§ **Provided material**
============================================================

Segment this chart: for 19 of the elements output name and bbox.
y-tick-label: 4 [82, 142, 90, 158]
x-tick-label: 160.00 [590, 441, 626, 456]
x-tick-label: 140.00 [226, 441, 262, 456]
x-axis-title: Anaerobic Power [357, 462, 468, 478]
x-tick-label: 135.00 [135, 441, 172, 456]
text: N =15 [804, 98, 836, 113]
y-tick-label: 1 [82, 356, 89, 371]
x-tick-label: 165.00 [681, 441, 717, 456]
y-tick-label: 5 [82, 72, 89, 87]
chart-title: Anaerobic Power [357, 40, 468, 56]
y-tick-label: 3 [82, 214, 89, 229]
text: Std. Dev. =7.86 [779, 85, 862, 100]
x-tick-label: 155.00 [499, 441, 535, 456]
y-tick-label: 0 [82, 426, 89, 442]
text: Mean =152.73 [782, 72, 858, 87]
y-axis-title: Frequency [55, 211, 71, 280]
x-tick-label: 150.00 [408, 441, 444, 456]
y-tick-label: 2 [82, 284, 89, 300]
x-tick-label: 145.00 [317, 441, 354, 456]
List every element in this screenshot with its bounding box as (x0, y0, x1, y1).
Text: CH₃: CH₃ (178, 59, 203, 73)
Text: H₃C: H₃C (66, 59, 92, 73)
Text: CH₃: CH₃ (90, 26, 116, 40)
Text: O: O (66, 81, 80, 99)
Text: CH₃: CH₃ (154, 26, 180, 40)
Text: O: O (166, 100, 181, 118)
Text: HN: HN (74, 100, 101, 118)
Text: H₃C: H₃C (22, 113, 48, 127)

============================================================

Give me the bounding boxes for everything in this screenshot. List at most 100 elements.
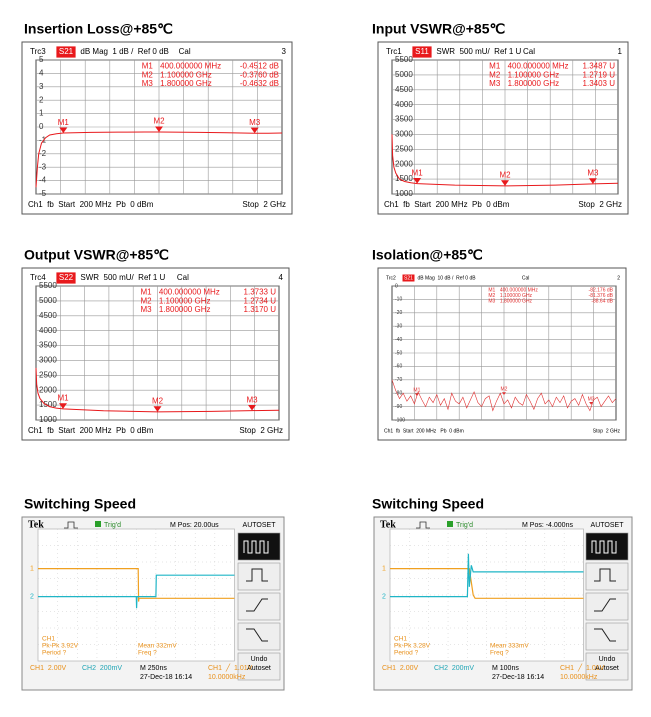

============================================================

§ **Exercise objective**
Rewrite the lines starting at the one containing "Segment this chart: for" and ending at the one containing "Text: H₃C: H₃C (22, 113, 48, 127)" as a Markdown table with two columns, Row number and Line text, leaving out any blank lines.

§ **Finished exercise**
| Row number | Line text |
|---|---|
| 1 | Segment this chart: for 19 of the elements output name and bbox. |
| 2 | y-tick-label: 4 [82, 142, 90, 158] |
| 3 | x-tick-label: 160.00 [590, 441, 626, 456] |
| 4 | x-tick-label: 140.00 [226, 441, 262, 456] |
| 5 | x-axis-title: Anaerobic Power [357, 462, 468, 478] |
| 6 | x-tick-label: 135.00 [135, 441, 172, 456] |
| 7 | text: N =15 [804, 98, 836, 113] |
| 8 | y-tick-label: 1 [82, 356, 89, 371] |
| 9 | x-tick-label: 165.00 [681, 441, 717, 456] |
| 10 | y-tick-label: 5 [82, 72, 89, 87] |
| 11 | chart-title: Anaerobic Power [357, 40, 468, 56] |
| 12 | y-tick-label: 3 [82, 214, 89, 229] |
| 13 | text: Std. Dev. =7.86 [779, 85, 862, 100] |
| 14 | x-tick-label: 155.00 [499, 441, 535, 456] |
| 15 | y-tick-label: 0 [82, 426, 89, 442] |
| 16 | text: Mean =152.73 [782, 72, 858, 87] |
| 17 | y-axis-title: Frequency [55, 211, 71, 280] |
| 18 | x-tick-label: 150.00 [408, 441, 444, 456] |
| 19 | y-tick-label: 2 [82, 284, 89, 300] |
| 20 | x-tick-label: 145.00 [317, 441, 354, 456] |
| 21 | List every element in this screenshot with its bounding box as (x0, y0, x1, y1). |
| 22 | Text: CH₃: CH₃ (178, 59, 203, 73) |
| 23 | Text: H₃C: H₃C (66, 59, 92, 73) |
| 24 | Text: CH₃: CH₃ (90, 26, 116, 40) |
| 25 | Text: O: O (66, 81, 80, 99) |
| 26 | Text: CH₃: CH₃ (154, 26, 180, 40) |
| 27 | Text: O: O (166, 100, 181, 118) |
| 28 | Text: HN: HN (74, 100, 101, 118) |
| 29 | Text: H₃C: H₃C (22, 113, 48, 127) |